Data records
++++++++++

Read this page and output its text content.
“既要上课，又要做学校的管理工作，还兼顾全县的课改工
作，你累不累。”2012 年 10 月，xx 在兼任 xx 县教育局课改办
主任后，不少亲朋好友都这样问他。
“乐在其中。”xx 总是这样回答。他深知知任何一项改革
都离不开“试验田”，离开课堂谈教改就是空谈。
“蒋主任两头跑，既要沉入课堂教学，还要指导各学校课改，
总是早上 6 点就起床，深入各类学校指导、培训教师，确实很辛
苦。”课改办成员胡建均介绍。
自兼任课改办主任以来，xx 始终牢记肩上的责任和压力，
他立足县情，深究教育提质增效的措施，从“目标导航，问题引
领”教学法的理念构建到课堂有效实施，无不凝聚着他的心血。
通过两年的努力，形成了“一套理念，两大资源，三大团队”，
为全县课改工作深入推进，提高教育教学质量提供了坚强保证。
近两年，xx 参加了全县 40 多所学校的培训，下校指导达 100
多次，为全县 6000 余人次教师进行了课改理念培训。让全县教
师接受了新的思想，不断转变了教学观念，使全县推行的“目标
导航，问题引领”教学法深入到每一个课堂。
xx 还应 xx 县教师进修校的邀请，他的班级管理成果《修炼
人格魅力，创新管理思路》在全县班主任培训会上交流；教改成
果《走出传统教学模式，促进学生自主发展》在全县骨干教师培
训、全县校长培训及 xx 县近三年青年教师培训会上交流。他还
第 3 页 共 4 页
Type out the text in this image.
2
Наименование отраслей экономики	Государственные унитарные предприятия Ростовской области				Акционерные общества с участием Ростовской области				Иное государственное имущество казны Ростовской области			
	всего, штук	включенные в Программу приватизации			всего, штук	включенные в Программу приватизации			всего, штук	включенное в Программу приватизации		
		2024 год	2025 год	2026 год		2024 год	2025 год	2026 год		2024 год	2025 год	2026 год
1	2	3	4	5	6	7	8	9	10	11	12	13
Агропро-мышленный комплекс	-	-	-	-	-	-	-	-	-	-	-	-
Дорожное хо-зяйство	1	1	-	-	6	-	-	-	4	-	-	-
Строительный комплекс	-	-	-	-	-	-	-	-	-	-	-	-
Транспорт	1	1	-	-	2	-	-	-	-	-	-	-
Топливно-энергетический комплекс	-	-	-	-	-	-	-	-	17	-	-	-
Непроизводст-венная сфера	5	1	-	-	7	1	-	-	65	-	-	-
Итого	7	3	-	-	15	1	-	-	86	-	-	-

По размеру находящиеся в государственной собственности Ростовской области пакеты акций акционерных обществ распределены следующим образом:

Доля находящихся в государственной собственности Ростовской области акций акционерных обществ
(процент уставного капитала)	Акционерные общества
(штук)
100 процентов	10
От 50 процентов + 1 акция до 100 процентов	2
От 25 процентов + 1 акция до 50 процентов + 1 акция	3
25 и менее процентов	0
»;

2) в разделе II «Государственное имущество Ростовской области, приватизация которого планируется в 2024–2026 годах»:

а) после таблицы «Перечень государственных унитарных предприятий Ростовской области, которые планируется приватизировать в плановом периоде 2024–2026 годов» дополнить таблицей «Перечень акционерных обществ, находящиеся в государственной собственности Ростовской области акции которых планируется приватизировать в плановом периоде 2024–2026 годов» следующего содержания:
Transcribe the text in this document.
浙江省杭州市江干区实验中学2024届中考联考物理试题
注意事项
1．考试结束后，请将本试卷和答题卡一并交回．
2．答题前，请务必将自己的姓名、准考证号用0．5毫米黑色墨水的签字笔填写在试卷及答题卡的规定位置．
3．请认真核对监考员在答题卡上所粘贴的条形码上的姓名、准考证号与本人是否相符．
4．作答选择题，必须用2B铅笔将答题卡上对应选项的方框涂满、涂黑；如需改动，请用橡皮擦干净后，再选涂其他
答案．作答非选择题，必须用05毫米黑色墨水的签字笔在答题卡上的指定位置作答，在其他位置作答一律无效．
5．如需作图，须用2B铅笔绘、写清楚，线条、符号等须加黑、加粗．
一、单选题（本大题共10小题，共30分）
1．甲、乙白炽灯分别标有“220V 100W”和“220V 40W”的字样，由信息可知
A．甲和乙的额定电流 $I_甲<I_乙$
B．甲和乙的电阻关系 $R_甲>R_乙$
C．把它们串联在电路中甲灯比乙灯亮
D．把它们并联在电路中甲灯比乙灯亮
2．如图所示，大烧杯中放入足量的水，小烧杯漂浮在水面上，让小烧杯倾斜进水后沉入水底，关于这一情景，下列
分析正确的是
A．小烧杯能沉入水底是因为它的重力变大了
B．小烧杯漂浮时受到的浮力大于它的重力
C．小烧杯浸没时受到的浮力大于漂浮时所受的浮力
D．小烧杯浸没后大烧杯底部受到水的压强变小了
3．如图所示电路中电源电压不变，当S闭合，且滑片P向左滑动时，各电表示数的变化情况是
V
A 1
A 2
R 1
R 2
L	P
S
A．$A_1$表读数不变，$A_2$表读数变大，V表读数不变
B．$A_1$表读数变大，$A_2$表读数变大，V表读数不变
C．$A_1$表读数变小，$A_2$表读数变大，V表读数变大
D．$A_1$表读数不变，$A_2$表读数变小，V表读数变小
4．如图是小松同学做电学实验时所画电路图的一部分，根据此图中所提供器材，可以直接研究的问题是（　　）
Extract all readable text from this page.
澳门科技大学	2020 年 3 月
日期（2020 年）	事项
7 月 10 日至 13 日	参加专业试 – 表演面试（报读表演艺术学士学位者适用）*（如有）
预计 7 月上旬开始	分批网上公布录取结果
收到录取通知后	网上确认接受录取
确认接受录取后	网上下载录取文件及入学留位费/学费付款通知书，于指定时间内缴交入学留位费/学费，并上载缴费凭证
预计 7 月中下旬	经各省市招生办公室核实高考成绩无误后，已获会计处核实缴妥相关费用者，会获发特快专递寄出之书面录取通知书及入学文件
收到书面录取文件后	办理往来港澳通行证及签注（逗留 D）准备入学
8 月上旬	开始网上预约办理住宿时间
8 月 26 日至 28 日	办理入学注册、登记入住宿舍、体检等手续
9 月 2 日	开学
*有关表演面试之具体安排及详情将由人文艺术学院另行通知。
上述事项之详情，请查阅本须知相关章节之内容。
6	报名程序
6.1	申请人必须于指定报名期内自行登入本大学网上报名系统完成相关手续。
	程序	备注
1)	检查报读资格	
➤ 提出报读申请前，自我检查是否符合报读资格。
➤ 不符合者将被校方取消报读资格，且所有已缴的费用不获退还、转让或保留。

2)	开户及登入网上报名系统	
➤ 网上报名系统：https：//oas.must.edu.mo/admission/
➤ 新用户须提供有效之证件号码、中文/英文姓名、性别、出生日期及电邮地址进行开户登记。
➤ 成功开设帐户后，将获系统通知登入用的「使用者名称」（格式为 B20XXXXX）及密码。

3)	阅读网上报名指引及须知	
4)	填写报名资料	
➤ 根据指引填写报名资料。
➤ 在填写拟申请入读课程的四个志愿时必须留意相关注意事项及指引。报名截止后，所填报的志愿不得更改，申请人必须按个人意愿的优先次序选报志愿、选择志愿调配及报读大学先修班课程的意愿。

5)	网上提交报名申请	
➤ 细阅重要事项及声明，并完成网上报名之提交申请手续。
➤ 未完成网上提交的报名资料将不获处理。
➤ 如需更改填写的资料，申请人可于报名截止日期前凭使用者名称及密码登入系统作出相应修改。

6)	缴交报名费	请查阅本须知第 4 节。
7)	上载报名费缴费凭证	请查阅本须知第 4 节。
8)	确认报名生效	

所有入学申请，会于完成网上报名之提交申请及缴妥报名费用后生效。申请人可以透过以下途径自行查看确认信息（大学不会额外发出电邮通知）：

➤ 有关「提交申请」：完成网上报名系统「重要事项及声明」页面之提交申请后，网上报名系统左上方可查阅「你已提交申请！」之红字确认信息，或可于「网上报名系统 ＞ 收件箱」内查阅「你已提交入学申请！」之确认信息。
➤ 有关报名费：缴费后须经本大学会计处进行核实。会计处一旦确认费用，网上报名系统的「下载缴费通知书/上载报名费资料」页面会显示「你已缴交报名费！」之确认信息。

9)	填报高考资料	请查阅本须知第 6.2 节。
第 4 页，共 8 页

++++++++++

Exercise —
Find every line in the records that contains the word "V表读数不变"; copy those lines.

Written response —
A．$A_1$表读数不变，$A_2$表读数变大，V表读数不变
B．$A_1$表读数变大，$A_2$表读数变大，V表读数不变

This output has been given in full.